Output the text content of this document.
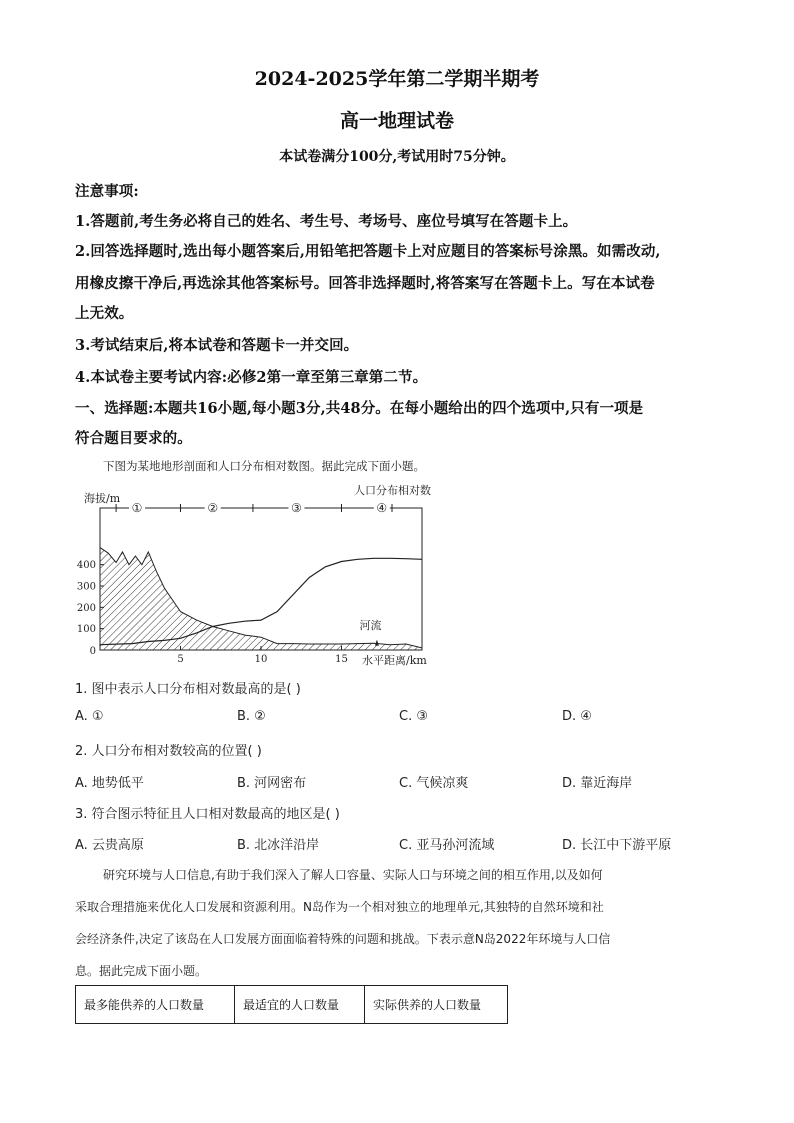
2024-2025学年第二学期半期考
高一地理试卷
本试卷满分100分,考试用时75分钟。
注意事项:
1.答题前,考生务必将自己的姓名、考生号、考场号、座位号填写在答题卡上。
2.回答选择题时,选出每小题答案后,用铅笔把答题卡上对应题目的答案标号涂黑。如需改动,
用橡皮擦干净后,再选涂其他答案标号。回答非选择题时,将答案写在答题卡上。写在本试卷
上无效。
3.考试结束后,将本试卷和答题卡一并交回。
4.本试卷主要考试内容:必修2第一章至第三章第二节。
一、选择题:本题共16小题,每小题3分,共48分。在每小题给出的四个选项中,只有一项是
符合题目要求的。
下图为某地地形剖面和人口分布相对数图。据此完成下面小题。
100
200
300
400
0
5	10	15
海拔/m
水平距离/km
人口分布相对数
①	②	③	④
河流
1. 图中表示人口分布相对数最高的是( )
A. ①	B. ②	C. ③	D. ④
2. 人口分布相对数较高的位置( )
A. 地势低平	B. 河网密布	C. 气候凉爽	D. 靠近海岸
3. 符合图示特征且人口相对数最高的地区是( )
A. 云贵高原	B. 北冰洋沿岸	C. 亚马孙河流域	D. 长江中下游平原
研究环境与人口信息,有助于我们深入了解人口容量、实际人口与环境之间的相互作用,以及如何
采取合理措施来优化人口发展和资源利用。N岛作为一个相对独立的地理单元,其独特的自然环境和社
会经济条件,决定了该岛在人口发展方面面临着特殊的问题和挑战。下表示意N岛2022年环境与人口信
息。据此完成下面小题。
最多能供养的人口数量	最适宜的人口数量	实际供养的人口数量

::::::::

All the records need to be repeated exactly, with the images dropped.

● **IN RESPONSE**
Output the text content of this document.
2024-2025学年第二学期半期考
高一地理试卷
本试卷满分100分,考试用时75分钟。
注意事项:
1.答题前,考生务必将自己的姓名、考生号、考场号、座位号填写在答题卡上。
2.回答选择题时,选出每小题答案后,用铅笔把答题卡上对应题目的答案标号涂黑。如需改动,
用橡皮擦干净后,再选涂其他答案标号。回答非选择题时,将答案写在答题卡上。写在本试卷
上无效。
3.考试结束后,将本试卷和答题卡一并交回。
4.本试卷主要考试内容:必修2第一章至第三章第二节。
一、选择题:本题共16小题,每小题3分,共48分。在每小题给出的四个选项中,只有一项是
符合题目要求的。
下图为某地地形剖面和人口分布相对数图。据此完成下面小题。
100
200
300
400
0
5	10	15
海拔/m
水平距离/km
人口分布相对数
①	②	③	④
河流
1. 图中表示人口分布相对数最高的是( )
A. ①	B. ②	C. ③	D. ④
2. 人口分布相对数较高的位置( )
A. 地势低平	B. 河网密布	C. 气候凉爽	D. 靠近海岸
3. 符合图示特征且人口相对数最高的地区是( )
A. 云贵高原	B. 北冰洋沿岸	C. 亚马孙河流域	D. 长江中下游平原
研究环境与人口信息,有助于我们深入了解人口容量、实际人口与环境之间的相互作用,以及如何
采取合理措施来优化人口发展和资源利用。N岛作为一个相对独立的地理单元,其独特的自然环境和社
会经济条件,决定了该岛在人口发展方面面临着特殊的问题和挑战。下表示意N岛2022年环境与人口信
息。据此完成下面小题。
最多能供养的人口数量	最适宜的人口数量	实际供养的人口数量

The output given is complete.